Problem —
Repeat exactly the lines of the listing from the line containing "Extract all readable text from this page." through its last line, and nothing beyond them.

Records for this task —

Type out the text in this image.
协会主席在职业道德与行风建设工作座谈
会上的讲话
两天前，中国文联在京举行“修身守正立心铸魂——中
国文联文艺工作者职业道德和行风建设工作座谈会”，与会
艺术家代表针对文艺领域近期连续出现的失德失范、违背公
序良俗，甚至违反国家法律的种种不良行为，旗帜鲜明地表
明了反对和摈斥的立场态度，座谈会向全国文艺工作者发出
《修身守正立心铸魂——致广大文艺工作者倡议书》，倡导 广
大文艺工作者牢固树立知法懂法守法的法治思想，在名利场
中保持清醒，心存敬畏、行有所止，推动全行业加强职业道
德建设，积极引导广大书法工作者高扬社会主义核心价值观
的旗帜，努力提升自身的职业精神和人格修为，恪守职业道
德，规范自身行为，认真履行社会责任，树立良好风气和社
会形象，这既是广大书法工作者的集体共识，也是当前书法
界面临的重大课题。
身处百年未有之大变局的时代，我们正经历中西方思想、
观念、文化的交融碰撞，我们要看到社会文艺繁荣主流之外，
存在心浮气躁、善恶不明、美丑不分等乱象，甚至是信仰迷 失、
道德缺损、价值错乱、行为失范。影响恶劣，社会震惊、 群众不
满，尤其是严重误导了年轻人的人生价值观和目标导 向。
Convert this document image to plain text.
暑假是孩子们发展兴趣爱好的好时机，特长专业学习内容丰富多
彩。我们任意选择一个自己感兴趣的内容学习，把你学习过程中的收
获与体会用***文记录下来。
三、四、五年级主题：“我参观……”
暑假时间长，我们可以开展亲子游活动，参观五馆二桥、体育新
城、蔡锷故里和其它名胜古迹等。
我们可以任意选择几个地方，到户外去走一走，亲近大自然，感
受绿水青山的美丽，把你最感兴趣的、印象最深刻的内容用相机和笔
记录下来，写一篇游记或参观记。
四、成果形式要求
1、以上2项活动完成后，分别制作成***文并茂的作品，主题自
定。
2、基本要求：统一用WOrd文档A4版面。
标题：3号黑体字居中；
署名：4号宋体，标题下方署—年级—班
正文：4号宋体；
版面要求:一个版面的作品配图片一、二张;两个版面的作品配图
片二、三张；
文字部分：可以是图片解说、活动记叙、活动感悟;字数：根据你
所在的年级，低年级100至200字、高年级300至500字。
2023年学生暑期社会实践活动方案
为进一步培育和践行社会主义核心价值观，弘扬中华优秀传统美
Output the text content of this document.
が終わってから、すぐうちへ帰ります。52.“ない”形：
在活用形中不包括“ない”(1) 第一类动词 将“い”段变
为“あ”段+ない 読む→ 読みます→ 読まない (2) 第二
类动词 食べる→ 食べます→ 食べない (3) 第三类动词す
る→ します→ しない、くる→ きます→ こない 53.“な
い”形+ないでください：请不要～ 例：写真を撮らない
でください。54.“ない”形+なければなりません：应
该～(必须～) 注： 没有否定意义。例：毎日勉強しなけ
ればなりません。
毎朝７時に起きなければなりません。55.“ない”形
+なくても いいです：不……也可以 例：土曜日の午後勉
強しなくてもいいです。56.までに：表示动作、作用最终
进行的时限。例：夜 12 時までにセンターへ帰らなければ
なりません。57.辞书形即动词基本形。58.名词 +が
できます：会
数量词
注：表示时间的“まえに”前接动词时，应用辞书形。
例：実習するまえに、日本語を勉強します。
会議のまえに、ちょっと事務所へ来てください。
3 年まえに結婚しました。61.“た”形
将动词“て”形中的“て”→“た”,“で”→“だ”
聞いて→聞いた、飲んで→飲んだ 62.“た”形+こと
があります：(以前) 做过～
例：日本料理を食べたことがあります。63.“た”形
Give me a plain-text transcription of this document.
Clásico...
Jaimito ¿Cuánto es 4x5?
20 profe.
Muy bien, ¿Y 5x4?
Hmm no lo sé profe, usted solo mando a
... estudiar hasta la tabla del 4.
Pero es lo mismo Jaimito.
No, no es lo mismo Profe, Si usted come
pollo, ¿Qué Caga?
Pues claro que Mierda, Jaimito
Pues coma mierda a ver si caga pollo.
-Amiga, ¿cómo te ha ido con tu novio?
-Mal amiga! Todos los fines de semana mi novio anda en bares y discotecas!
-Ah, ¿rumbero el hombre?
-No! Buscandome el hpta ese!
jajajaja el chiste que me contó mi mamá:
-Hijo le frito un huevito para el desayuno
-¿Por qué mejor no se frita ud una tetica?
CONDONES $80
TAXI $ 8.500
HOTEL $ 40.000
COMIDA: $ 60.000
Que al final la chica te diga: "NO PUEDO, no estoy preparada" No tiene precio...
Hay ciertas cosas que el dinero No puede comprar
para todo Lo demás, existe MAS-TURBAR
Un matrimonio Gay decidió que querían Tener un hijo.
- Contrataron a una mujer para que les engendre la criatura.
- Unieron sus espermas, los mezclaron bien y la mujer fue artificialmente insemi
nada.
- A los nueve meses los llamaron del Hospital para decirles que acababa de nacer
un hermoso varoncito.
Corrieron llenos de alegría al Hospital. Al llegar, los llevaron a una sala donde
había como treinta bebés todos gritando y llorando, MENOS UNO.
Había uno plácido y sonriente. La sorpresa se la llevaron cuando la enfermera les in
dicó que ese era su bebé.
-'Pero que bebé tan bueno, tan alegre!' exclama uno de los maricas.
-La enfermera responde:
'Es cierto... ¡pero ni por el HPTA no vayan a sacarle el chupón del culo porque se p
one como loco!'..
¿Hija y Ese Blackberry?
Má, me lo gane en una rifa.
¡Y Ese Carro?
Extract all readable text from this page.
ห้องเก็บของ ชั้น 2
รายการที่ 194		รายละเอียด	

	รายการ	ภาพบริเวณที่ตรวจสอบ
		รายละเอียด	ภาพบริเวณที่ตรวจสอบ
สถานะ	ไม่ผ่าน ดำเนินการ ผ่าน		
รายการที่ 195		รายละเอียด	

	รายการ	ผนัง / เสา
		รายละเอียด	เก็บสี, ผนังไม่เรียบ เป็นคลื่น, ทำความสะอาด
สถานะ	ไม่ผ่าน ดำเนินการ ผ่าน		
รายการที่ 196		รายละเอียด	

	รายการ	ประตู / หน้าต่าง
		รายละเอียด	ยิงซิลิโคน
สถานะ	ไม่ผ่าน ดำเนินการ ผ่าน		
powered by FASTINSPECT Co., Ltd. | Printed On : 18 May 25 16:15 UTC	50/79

Task answer —
Extract all readable text from this page.
ห้องเก็บของ ชั้น 2
รายการที่ 194		รายละเอียด	

	รายการ	ภาพบริเวณที่ตรวจสอบ
		รายละเอียด	ภาพบริเวณที่ตรวจสอบ
สถานะ	ไม่ผ่าน ดำเนินการ ผ่าน		
รายการที่ 195		รายละเอียด	

	รายการ	ผนัง / เสา
		รายละเอียด	เก็บสี, ผนังไม่เรียบ เป็นคลื่น, ทำความสะอาด
สถานะ	ไม่ผ่าน ดำเนินการ ผ่าน		
รายการที่ 196		รายละเอียด	

	รายการ	ประตู / หน้าต่าง
		รายละเอียด	ยิงซิลิโคน
สถานะ	ไม่ผ่าน ดำเนินการ ผ่าน		
powered by FASTINSPECT Co., Ltd. | Printed On : 18 May 25 16:15 UTC	50/79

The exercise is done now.